» **Work instructions**
In the listing below, find every line containing "Women" and copy it out.

» **Given information**

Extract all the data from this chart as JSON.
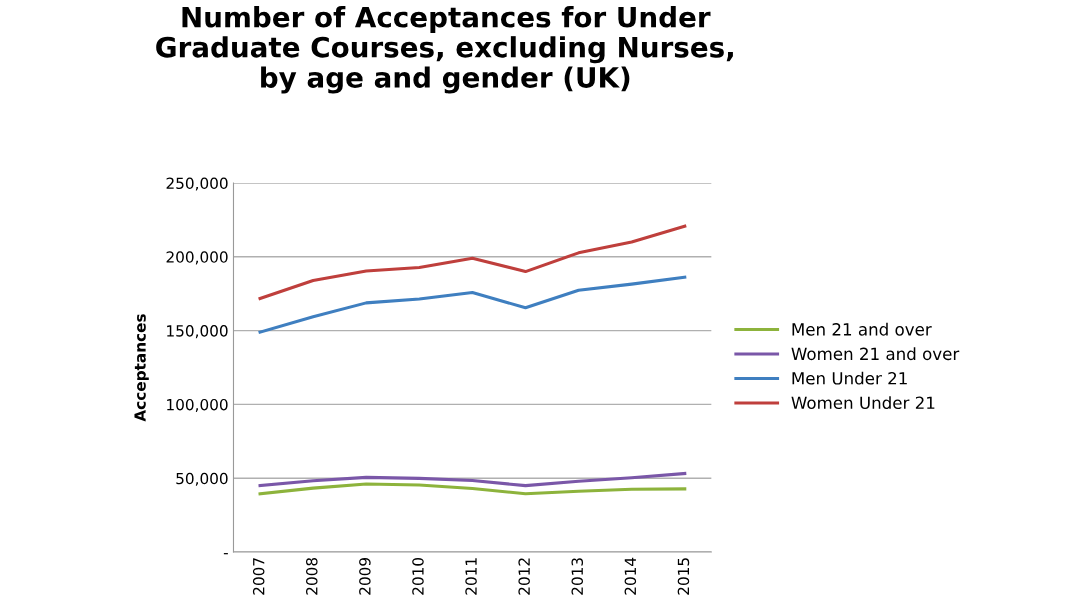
{
  "chart_data": {
    "type": "line",
    "title": "Number of Acceptances for Under\nGraduate Courses, excluding Nurses,\nby age and gender (UK)",
    "ylabel": "Acceptances",
    "categories": [
      "2007",
      "2008",
      "2009",
      "2010",
      "2011",
      "2012",
      "2013",
      "2014",
      "2015"
    ],
    "series": [
      {
        "name": "Men 21 and over",
        "color": "#8db33c",
        "values": [
          39500,
          43300,
          46100,
          45400,
          43100,
          39500,
          41200,
          42600,
          42800
        ]
      },
      {
        "name": "Women 21 and over",
        "color": "#7a57a8",
        "values": [
          45000,
          48300,
          50600,
          49900,
          48500,
          45000,
          48000,
          50400,
          53200
        ]
      },
      {
        "name": "Men Under 21",
        "color": "#3f7fc0",
        "values": [
          149000,
          159400,
          168800,
          171400,
          175800,
          165500,
          177300,
          181500,
          186200
        ]
      },
      {
        "name": "Women Under 21",
        "color": "#bf3f3c",
        "values": [
          171800,
          184000,
          190400,
          192800,
          199000,
          190000,
          202700,
          210000,
          220800
        ]
      }
    ],
    "ylim": [
      0,
      250000
    ],
    "yticks": [
      {
        "value": 0,
        "label": "-"
      },
      {
        "value": 50000,
        "label": "50,000"
      },
      {
        "value": 100000,
        "label": "100,000"
      },
      {
        "value": 150000,
        "label": "150,000"
      },
      {
        "value": 200000,
        "label": "200,000"
      },
      {
        "value": 250000,
        "label": "250,000"
      }
    ],
    "grid": "y",
    "legend": "right",
    "marker": "none",
    "line_style": "solid"
  }
}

» **Exercise result**
        "name": "Women 21 and over",
        "name": "Women Under 21",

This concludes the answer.